+++ Фрагмент документа +++
Шумеры, ассирийцы и вавилоняне подобных ориентиров, по-видимому, не имели. В частности, жители Месопотамии заботились о пропитании усопших, но при этом не снабжали их текстами, которые помогали бы покойному оправдаться перед высшим судом. Это может свидетельствовать в пользу того, что внимание, уделяемое ими переходу в загробный мир, было не столь значительным, как в Египте. Кроме того, религиозные тексты Междуречья не связывали существование человека в загробном мире с его хозяйственным поведением так же определенно, как древнеегипетские «Тексты пирамид» или «Книга мертвых», и, следовательно, не вносили той ясности в представления жителей Месопотамии о сакральном значении хорошего и плохого хозяйственного действия, которая, без сомнения, присутствовала в сознании египтян.
+++ Исходные материалы +++
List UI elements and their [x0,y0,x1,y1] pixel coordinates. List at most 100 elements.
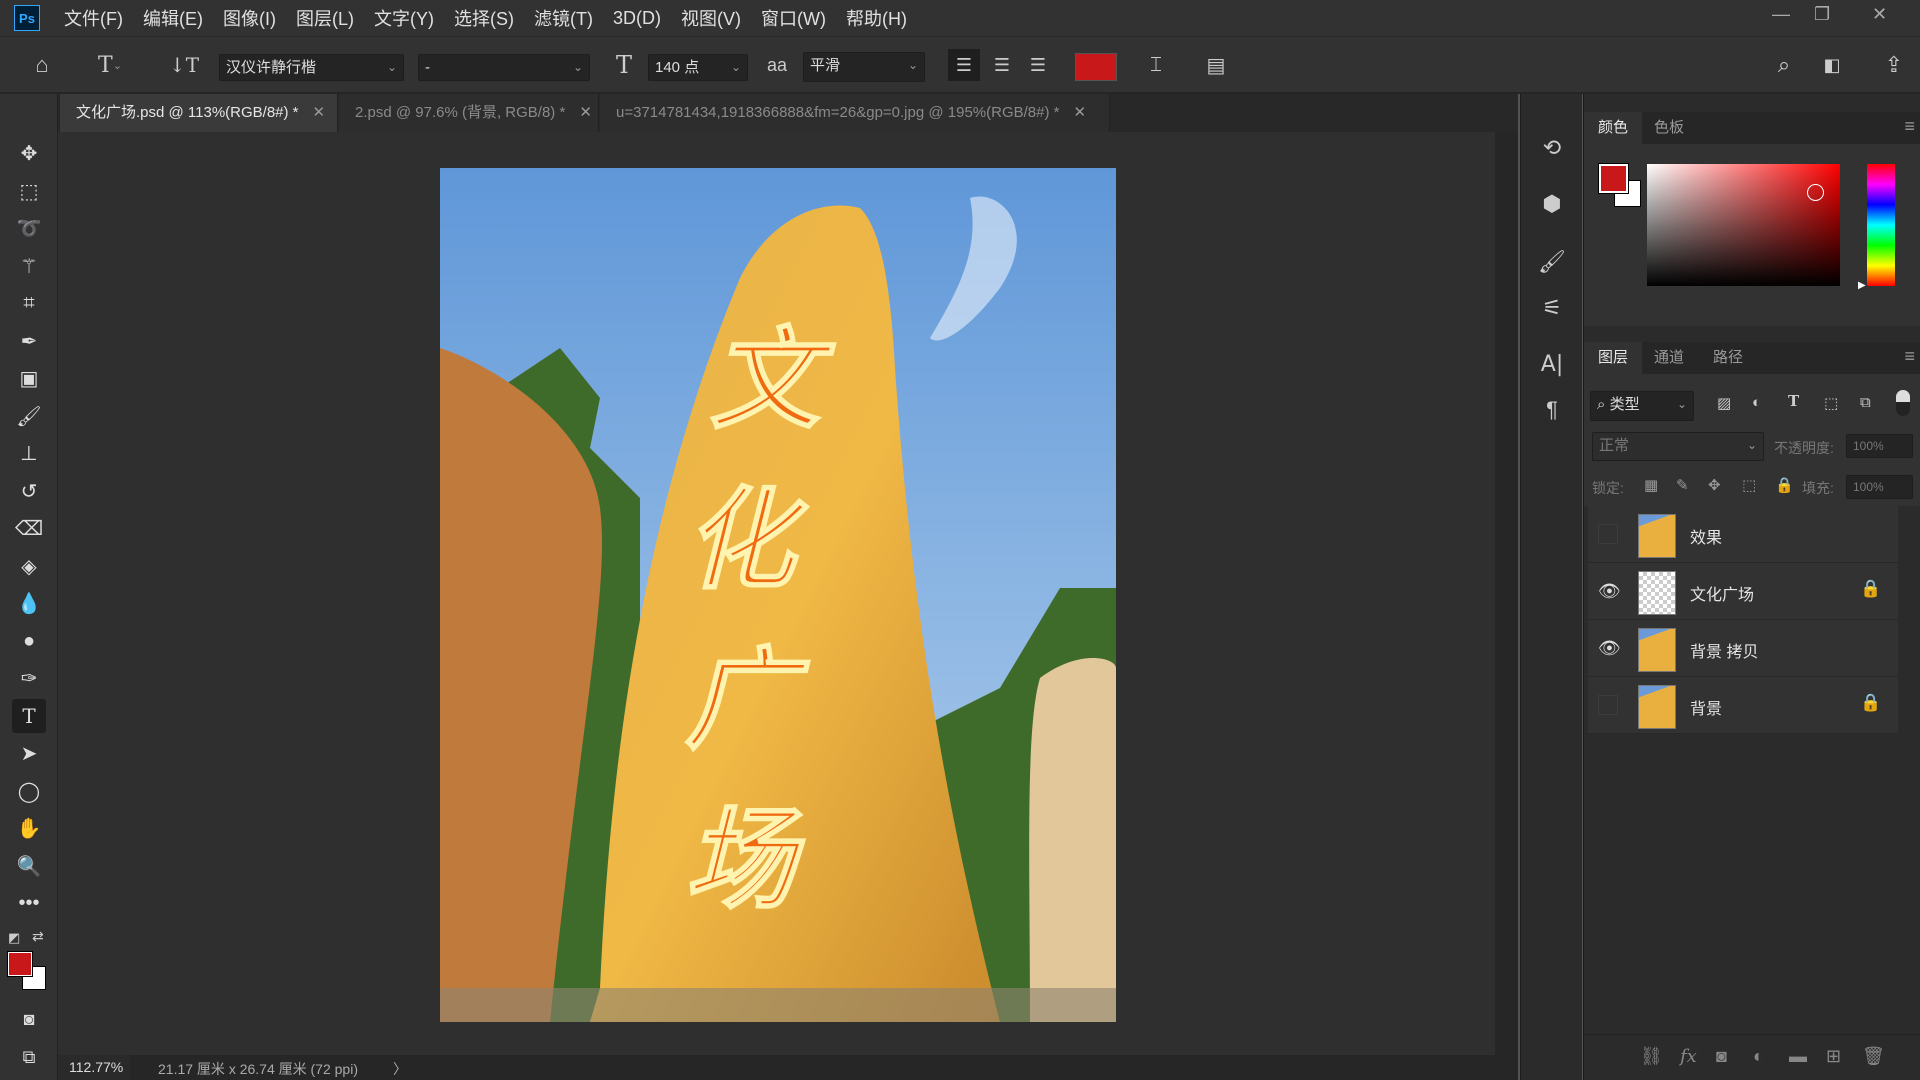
tab-document-2[interactable]: 2.psd @ 97.6% (背景, RGB/8) *✕ [339,94,599,132]
link-layers-icon[interactable]: ⛓ [1640,1046,1663,1067]
dodge-tool-icon[interactable]: ● [12,624,46,658]
close-tab-icon[interactable]: ✕ [579,104,592,121]
tab-paths[interactable]: 路径 [1699,342,1757,374]
fill-input[interactable]: 100% [1846,475,1913,499]
tab-document-1[interactable]: 文化广场.psd @ 113%(RGB/8#) *✕ [60,94,338,132]
antialias-select[interactable]: 平滑⌄ [803,52,925,82]
layer-name[interactable]: 背景 拷贝 [1690,638,1758,662]
path-selection-tool-icon[interactable]: ➤ [12,736,46,770]
eye-icon[interactable]: 👁 [1598,581,1618,601]
font-family-select[interactable]: 汉仪许静行楷⌄ [219,54,404,81]
text-color-swatch[interactable] [1075,53,1117,81]
layer-row[interactable]: 背景 🔒 [1588,677,1898,734]
pen-tool-icon[interactable]: ✑ [12,661,46,695]
warp-text-icon[interactable]: ⌶ [1140,49,1172,81]
healing-brush-tool-icon[interactable]: ▣ [12,361,46,395]
type-tool-icon[interactable]: T [12,699,46,733]
canvas-text-char[interactable]: 场 [685,795,805,924]
hue-slider[interactable] [1867,164,1895,286]
lock-artboard-icon[interactable]: ⬚ [1742,476,1756,494]
menu-3d[interactable]: 3D(D) [603,8,671,29]
marquee-tool-icon[interactable]: ⬚ [12,174,46,208]
font-style-select[interactable]: -⌄ [418,54,590,81]
menu-select[interactable]: 选择(S) [444,5,524,31]
color-picker-marker[interactable] [1807,184,1824,201]
vertical-scrollbar[interactable] [1495,132,1518,1055]
character-panel-icon[interactable]: A| [1533,346,1571,382]
character-panel-toggle-icon[interactable]: ▤ [1200,49,1232,81]
layer-name[interactable]: 效果 [1690,524,1722,548]
canvas-text-char[interactable]: 化 [685,475,809,604]
filter-adjustment-icon[interactable]: ◐ [1752,394,1761,411]
search-icon[interactable]: ⌕ [1768,49,1800,81]
foreground-color-swatch[interactable] [1599,164,1628,193]
tab-channels[interactable]: 通道 [1640,342,1698,374]
fx-icon[interactable]: fx [1680,1046,1697,1067]
menu-file[interactable]: 文件(F) [54,5,133,31]
layer-name[interactable]: 文化广场 [1690,581,1754,605]
lasso-tool-icon[interactable]: ➰ [12,211,46,245]
filter-shape-icon[interactable]: ⬚ [1824,394,1838,412]
menu-edit[interactable]: 编辑(E) [133,5,213,31]
canvas-text-char[interactable]: 文 [710,315,836,444]
panel-menu-icon[interactable]: ≡ [1904,346,1915,367]
menu-image[interactable]: 图像(I) [213,5,286,31]
screen-mode-icon[interactable]: ⧉ [12,1040,46,1074]
type-tool-preset-button[interactable]: T⌄ [90,49,130,81]
eye-icon[interactable]: 👁 [1598,638,1618,658]
blend-mode-select[interactable]: 正常⌄ [1592,432,1764,461]
paint-bucket-tool-icon[interactable]: ◈ [12,549,46,583]
share-icon[interactable]: ⇪ [1878,49,1910,81]
3d-panel-icon[interactable]: ⬢ [1533,186,1571,222]
close-tab-icon[interactable]: ✕ [1073,104,1086,121]
menu-window[interactable]: 窗口(W) [751,5,836,31]
crop-tool-icon[interactable]: ⌗ [12,286,46,320]
lock-position-icon[interactable]: ✥ [1708,476,1721,494]
blur-tool-icon[interactable]: 💧 [12,586,46,620]
history-brush-tool-icon[interactable]: ↺ [12,474,46,508]
tab-document-3[interactable]: u=3714781434,1918366888&fm=26&gp=0.jpg @… [600,94,1110,132]
filter-toggle[interactable] [1896,390,1910,416]
filter-pixel-icon[interactable]: ▨ [1717,394,1731,412]
layer-row[interactable]: 👁 背景 拷贝 [1588,620,1898,677]
opacity-input[interactable]: 100% [1846,434,1913,458]
workspace-icon[interactable]: ◧ [1812,49,1852,81]
delete-layer-icon[interactable]: 🗑 [1862,1046,1885,1067]
ellipse-tool-icon[interactable]: ◯ [12,774,46,808]
tab-color[interactable]: 颜色 [1584,112,1642,144]
font-size-input[interactable]: 140 点⌄ [648,54,748,81]
adjustment-layer-icon[interactable]: ◐ [1753,1046,1764,1067]
lock-transparency-icon[interactable]: ▦ [1644,476,1658,494]
brush-tool-icon[interactable]: 🖌 [12,399,46,433]
close-window-button[interactable]: ✕ [1872,4,1887,25]
visibility-toggle[interactable] [1598,524,1618,544]
layer-name[interactable]: 背景 [1690,695,1722,719]
filter-smart-object-icon[interactable]: ⧉ [1860,394,1871,411]
new-layer-icon[interactable]: ⊞ [1826,1046,1841,1067]
menu-filter[interactable]: 滤镜(T) [524,5,603,31]
visibility-toggle[interactable] [1598,695,1618,715]
canvas-text-char[interactable]: 广 [685,635,810,764]
brush-presets-icon[interactable]: ⚟ [1533,290,1571,326]
menu-type[interactable]: 文字(Y) [364,5,444,31]
brush-settings-icon[interactable]: 🖌 [1533,244,1571,280]
home-icon[interactable]: ⌂ [26,49,58,81]
eyedropper-tool-icon[interactable]: ✒ [12,324,46,358]
menu-view[interactable]: 视图(V) [671,5,751,31]
document-canvas-area[interactable]: 文 化 广 场 [58,132,1495,1055]
lock-all-icon[interactable]: 🔒 [1775,476,1794,494]
zoom-level[interactable]: 112.77% [58,1055,130,1080]
toggle-text-orientation-icon[interactable]: ↓T [168,49,200,81]
more-tools-icon[interactable]: ••• [12,886,46,920]
foreground-color-swatch[interactable] [8,952,32,976]
paragraph-panel-icon[interactable]: ¶ [1533,392,1571,428]
tab-layers[interactable]: 图层 [1584,342,1642,374]
menu-layer[interactable]: 图层(L) [286,5,364,31]
default-colors-icon[interactable]: ◩ [8,930,20,946]
move-tool-icon[interactable]: ✥ [12,136,46,170]
add-mask-icon[interactable]: ◙ [1716,1046,1727,1067]
stamp-tool-icon[interactable]: ⊥ [12,436,46,470]
quick-mask-icon[interactable]: ◙ [12,1002,46,1036]
hand-tool-icon[interactable]: ✋ [12,811,46,845]
hue-slider-handle[interactable]: ▶ [1858,280,1866,291]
+++
§ **Задание**
Напишите продолжение фрагмента о загробных представлениях жителей Месопотамии, начав сразу после его последнего предложения.

§ **Ответ на задание**
Едва ли способствовали формированию таких представлений образы богов и сложившаяся в культуре Месопотамии картина загробного мира. Если египтянин верил в богов, величие и всемогущество которых являлось достаточным основанием для того, чтобы посвятить им свою мирскую хозяйственную деятельность, то боги гуманистической культуры Междуречья были совсем иными – не лишенными человеческих страстей, конфликтующими (и не всегда успешно) с людьми, не гнушающимися оказывать им пользу и всяческое содействие. Например, в мифе «Энки и мироздание» бог воды создает для человека средства труда – мотыгу, плуг, нить, кирпич, возводит инженерные сооружения для проживания людей, размещения домашних животных и хранения запасов.

Плуг, ярмо и упряжь он направил,

Государь великий Энки,

он быку велел идти прямо,

Борозде священной уста открыл он,

Полю доброму зерно рожать повелел…

Владыка к доброму полю обратился,

ячмень пятнистый в него бросил.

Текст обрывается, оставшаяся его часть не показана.